WHAT IS REQUIRED
Repeat the entries that follow verbatim, without any of their pictures.

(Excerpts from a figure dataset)
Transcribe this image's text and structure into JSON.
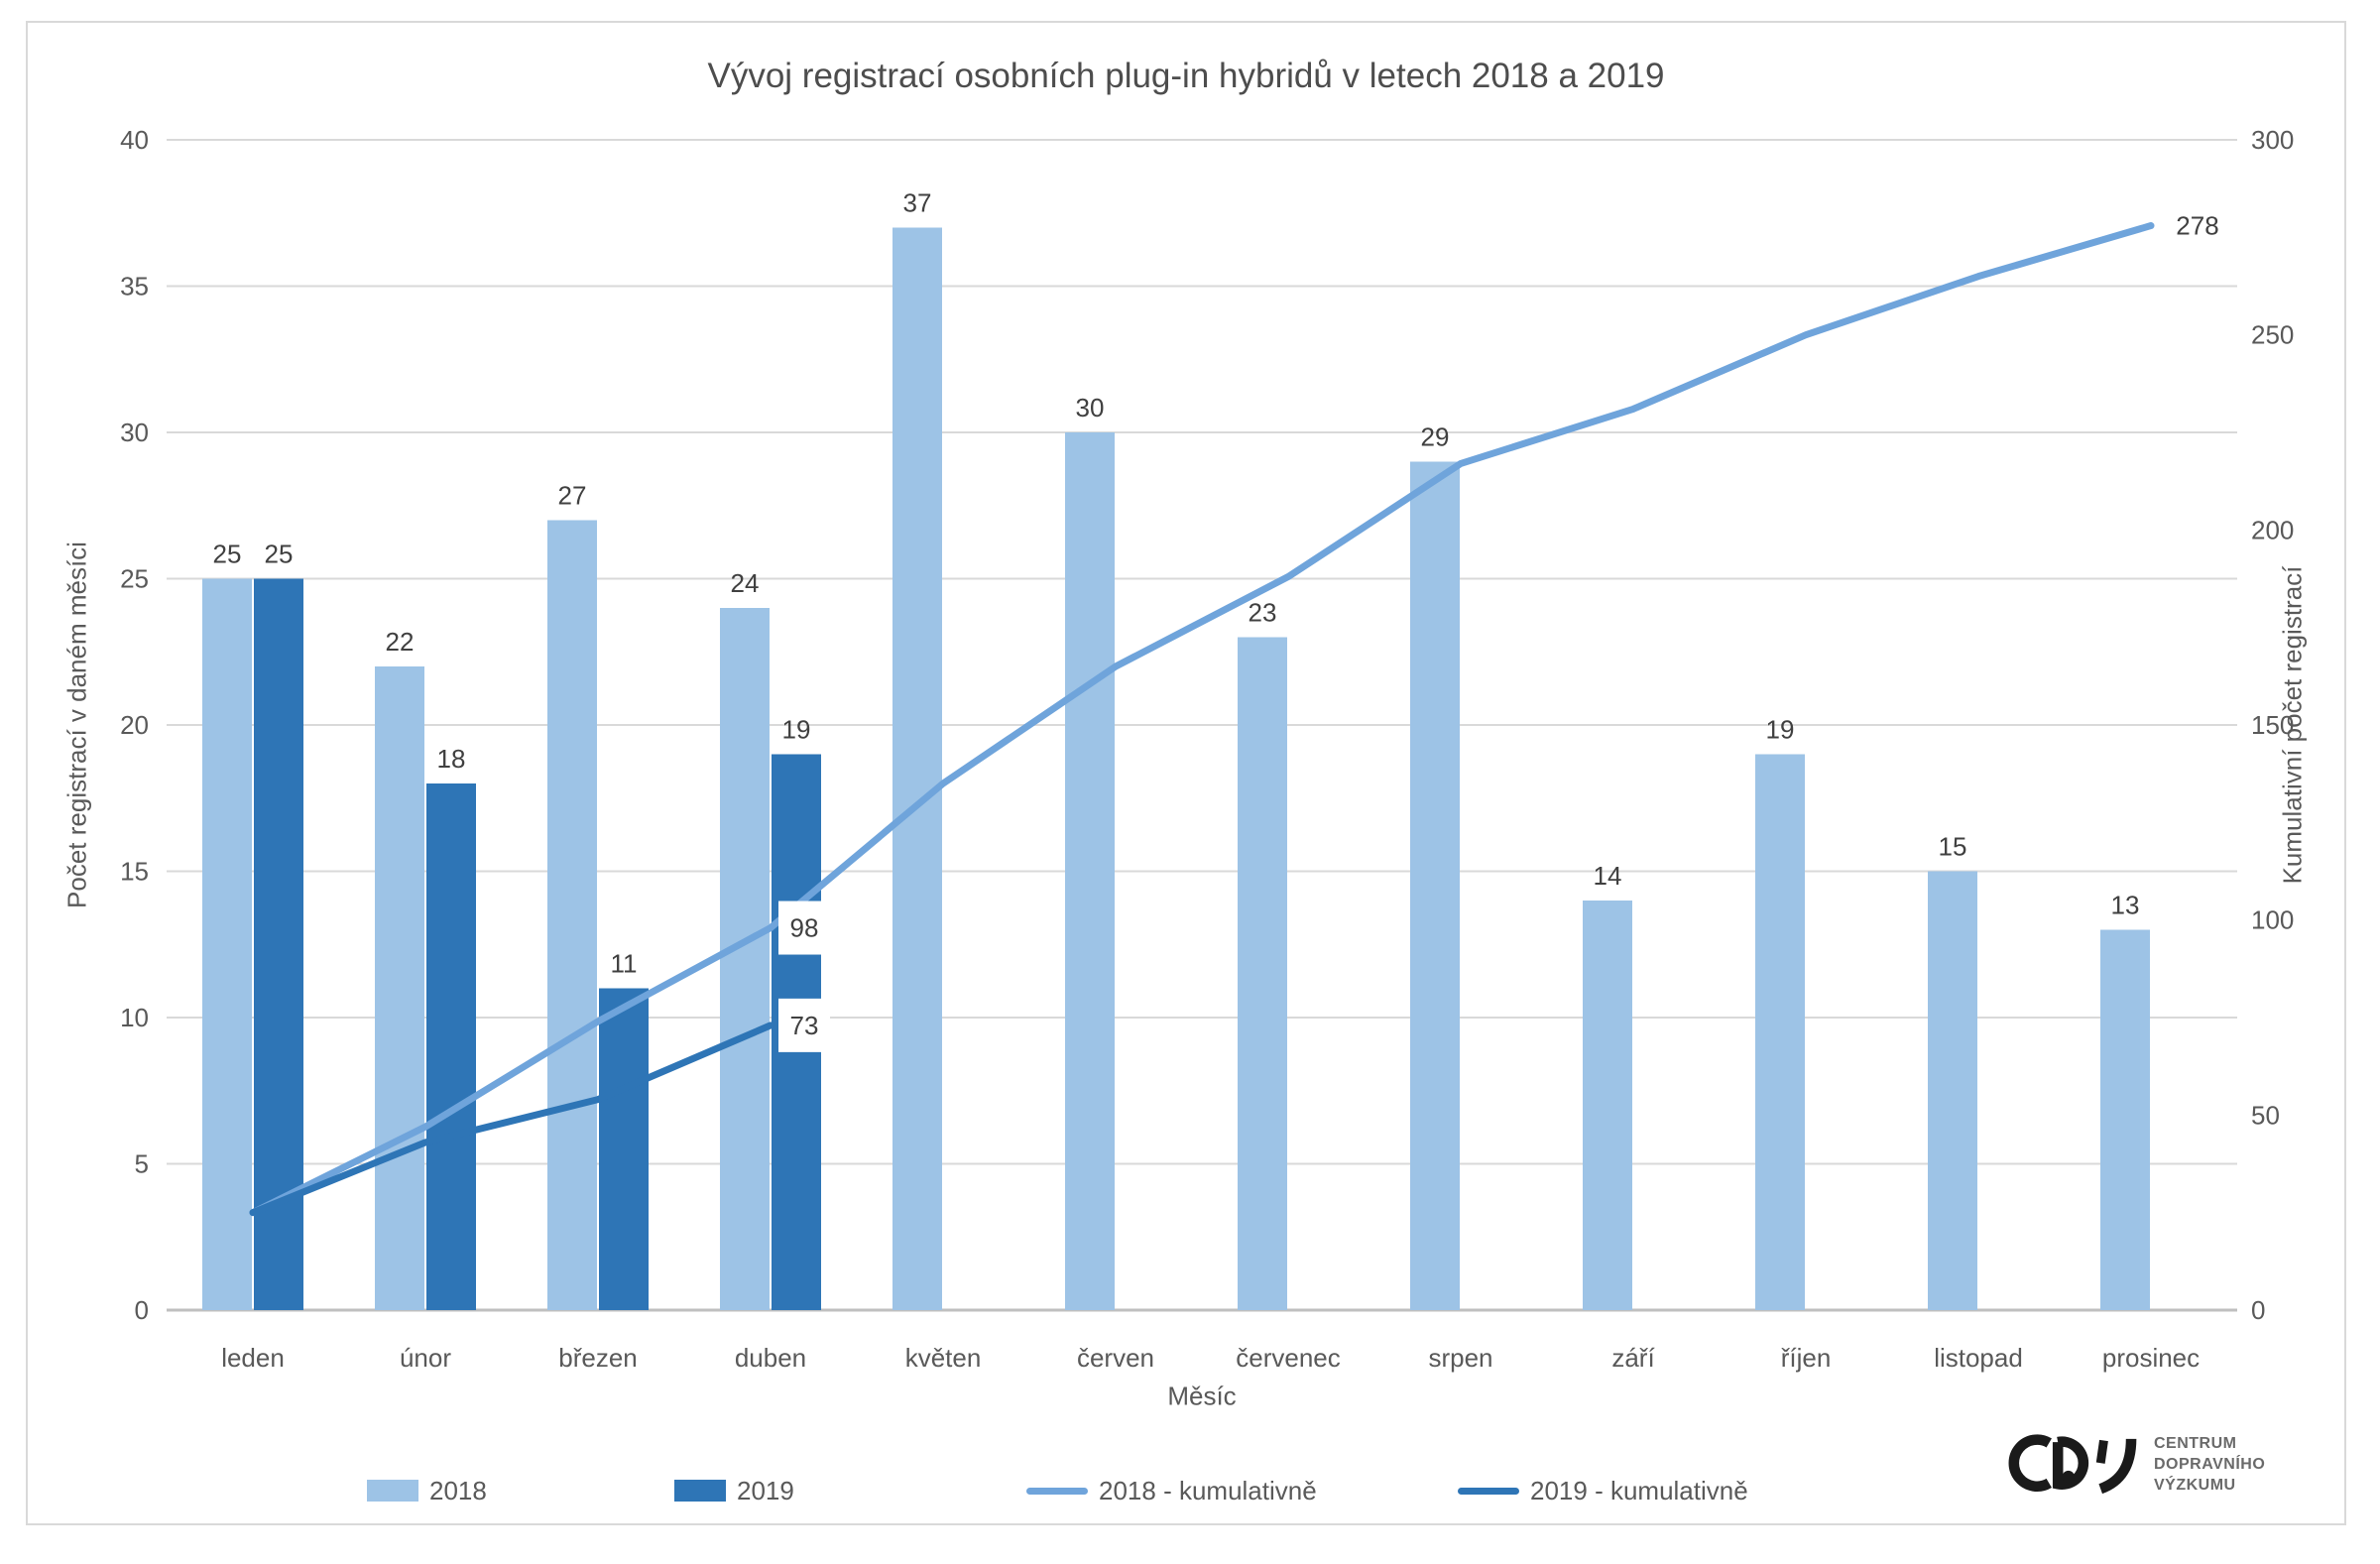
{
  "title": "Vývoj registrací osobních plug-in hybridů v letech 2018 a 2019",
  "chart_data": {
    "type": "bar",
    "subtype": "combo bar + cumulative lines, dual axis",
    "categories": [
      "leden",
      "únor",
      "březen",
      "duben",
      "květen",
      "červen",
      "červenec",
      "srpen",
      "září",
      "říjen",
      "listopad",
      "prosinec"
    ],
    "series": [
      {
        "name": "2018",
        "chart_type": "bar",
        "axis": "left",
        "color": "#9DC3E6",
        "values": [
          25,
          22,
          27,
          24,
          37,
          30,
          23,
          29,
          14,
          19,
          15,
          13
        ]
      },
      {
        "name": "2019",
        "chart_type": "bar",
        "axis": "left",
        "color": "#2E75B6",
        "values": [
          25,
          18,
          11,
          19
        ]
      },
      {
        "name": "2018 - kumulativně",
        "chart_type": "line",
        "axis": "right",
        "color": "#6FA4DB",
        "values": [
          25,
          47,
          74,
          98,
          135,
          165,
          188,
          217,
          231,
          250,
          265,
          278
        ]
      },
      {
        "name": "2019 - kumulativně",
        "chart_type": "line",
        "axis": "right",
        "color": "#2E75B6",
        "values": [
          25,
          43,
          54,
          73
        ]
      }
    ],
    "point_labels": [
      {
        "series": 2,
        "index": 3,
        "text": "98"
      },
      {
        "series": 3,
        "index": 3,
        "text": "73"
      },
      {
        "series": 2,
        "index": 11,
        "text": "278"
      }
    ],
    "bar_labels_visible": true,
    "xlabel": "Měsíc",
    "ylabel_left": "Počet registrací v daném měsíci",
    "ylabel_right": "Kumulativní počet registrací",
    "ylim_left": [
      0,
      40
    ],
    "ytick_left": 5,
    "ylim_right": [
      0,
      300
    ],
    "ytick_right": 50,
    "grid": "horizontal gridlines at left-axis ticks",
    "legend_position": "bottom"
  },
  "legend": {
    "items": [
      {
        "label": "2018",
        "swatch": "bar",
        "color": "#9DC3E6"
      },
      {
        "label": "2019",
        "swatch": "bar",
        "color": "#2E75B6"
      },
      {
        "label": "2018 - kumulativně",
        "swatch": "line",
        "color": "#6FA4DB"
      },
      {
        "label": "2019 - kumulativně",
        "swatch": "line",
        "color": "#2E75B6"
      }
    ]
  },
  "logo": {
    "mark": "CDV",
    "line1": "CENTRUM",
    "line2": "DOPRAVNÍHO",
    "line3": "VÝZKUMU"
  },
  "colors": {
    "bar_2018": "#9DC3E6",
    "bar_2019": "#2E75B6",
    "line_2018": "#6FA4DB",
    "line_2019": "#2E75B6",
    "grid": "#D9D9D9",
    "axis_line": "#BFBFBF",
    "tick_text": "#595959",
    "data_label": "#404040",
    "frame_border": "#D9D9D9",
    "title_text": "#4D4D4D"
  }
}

EXERCISE SOLUTION
Transcribe this image's text and structure into JSON.
{
  "title": "Vývoj registrací osobních plug-in hybridů v letech 2018 a 2019",
  "chart_data": {
    "type": "bar",
    "subtype": "combo bar + cumulative lines, dual axis",
    "categories": [
      "leden",
      "únor",
      "březen",
      "duben",
      "květen",
      "červen",
      "červenec",
      "srpen",
      "září",
      "říjen",
      "listopad",
      "prosinec"
    ],
    "series": [
      {
        "name": "2018",
        "chart_type": "bar",
        "axis": "left",
        "color": "#9DC3E6",
        "values": [
          25,
          22,
          27,
          24,
          37,
          30,
          23,
          29,
          14,
          19,
          15,
          13
        ]
      },
      {
        "name": "2019",
        "chart_type": "bar",
        "axis": "left",
        "color": "#2E75B6",
        "values": [
          25,
          18,
          11,
          19
        ]
      },
      {
        "name": "2018 - kumulativně",
        "chart_type": "line",
        "axis": "right",
        "color": "#6FA4DB",
        "values": [
          25,
          47,
          74,
          98,
          135,
          165,
          188,
          217,
          231,
          250,
          265,
          278
        ]
      },
      {
        "name": "2019 - kumulativně",
        "chart_type": "line",
        "axis": "right",
        "color": "#2E75B6",
        "values": [
          25,
          43,
          54,
          73
        ]
      }
    ],
    "point_labels": [
      {
        "series": 2,
        "index": 3,
        "text": "98"
      },
      {
        "series": 3,
        "index": 3,
        "text": "73"
      },
      {
        "series": 2,
        "index": 11,
        "text": "278"
      }
    ],
    "bar_labels_visible": true,
    "xlabel": "Měsíc",
    "ylabel_left": "Počet registrací v daném měsíci",
    "ylabel_right": "Kumulativní počet registrací",
    "ylim_left": [
      0,
      40
    ],
    "ytick_left": 5,
    "ylim_right": [
      0,
      300
    ],
    "ytick_right": 50,
    "grid": "horizontal gridlines at left-axis ticks",
    "legend_position": "bottom"
  },
  "legend": {
    "items": [
      {
        "label": "2018",
        "swatch": "bar",
        "color": "#9DC3E6"
      },
      {
        "label": "2019",
        "swatch": "bar",
        "color": "#2E75B6"
      },
      {
        "label": "2018 - kumulativně",
        "swatch": "line",
        "color": "#6FA4DB"
      },
      {
        "label": "2019 - kumulativně",
        "swatch": "line",
        "color": "#2E75B6"
      }
    ]
  },
  "logo": {
    "mark": "CDV",
    "line1": "CENTRUM",
    "line2": "DOPRAVNÍHO",
    "line3": "VÝZKUMU"
  },
  "colors": {
    "bar_2018": "#9DC3E6",
    "bar_2019": "#2E75B6",
    "line_2018": "#6FA4DB",
    "line_2019": "#2E75B6",
    "grid": "#D9D9D9",
    "axis_line": "#BFBFBF",
    "tick_text": "#595959",
    "data_label": "#404040",
    "frame_border": "#D9D9D9",
    "title_text": "#4D4D4D"
  }
}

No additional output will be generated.